(Entries from a dataset)
## begin

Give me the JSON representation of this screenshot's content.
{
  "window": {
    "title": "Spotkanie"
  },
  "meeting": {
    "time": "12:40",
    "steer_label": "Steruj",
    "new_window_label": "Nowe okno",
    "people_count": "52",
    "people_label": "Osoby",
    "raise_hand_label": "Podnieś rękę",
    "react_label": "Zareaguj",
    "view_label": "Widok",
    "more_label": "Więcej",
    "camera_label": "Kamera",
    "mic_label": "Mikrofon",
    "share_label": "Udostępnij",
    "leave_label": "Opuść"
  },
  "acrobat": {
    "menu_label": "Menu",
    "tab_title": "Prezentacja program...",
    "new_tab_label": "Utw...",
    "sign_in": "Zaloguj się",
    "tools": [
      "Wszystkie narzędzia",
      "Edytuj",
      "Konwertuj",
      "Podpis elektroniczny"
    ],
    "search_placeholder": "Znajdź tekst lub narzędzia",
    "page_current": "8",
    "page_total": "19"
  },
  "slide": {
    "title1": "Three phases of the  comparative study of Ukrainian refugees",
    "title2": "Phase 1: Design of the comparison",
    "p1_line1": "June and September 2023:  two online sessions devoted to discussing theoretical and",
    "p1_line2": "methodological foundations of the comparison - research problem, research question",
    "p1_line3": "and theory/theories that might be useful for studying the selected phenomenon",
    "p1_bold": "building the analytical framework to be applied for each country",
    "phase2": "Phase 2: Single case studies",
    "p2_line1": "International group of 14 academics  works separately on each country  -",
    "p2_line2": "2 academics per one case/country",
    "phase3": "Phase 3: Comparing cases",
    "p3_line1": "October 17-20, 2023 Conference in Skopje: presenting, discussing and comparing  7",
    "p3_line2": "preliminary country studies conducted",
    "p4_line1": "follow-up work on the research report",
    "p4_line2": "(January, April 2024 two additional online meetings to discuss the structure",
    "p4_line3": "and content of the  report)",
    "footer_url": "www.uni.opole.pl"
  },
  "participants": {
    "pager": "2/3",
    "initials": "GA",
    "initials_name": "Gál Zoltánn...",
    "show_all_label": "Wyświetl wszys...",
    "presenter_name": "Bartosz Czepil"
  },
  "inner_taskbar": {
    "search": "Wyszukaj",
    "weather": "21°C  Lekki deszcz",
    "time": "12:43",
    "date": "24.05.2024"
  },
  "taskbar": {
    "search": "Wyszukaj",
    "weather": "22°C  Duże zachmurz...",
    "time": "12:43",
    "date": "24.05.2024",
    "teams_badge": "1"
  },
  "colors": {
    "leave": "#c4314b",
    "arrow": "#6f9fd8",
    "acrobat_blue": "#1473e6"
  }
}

## end

Given instruction: List the lines of the records where "online" occurs.

The output:
    "p1_line1": "June and September 2023:  two online sessions devoted to discussing theoretical and",
    "p4_line2": "(January, April 2024 two additional online meetings to discuss the structure",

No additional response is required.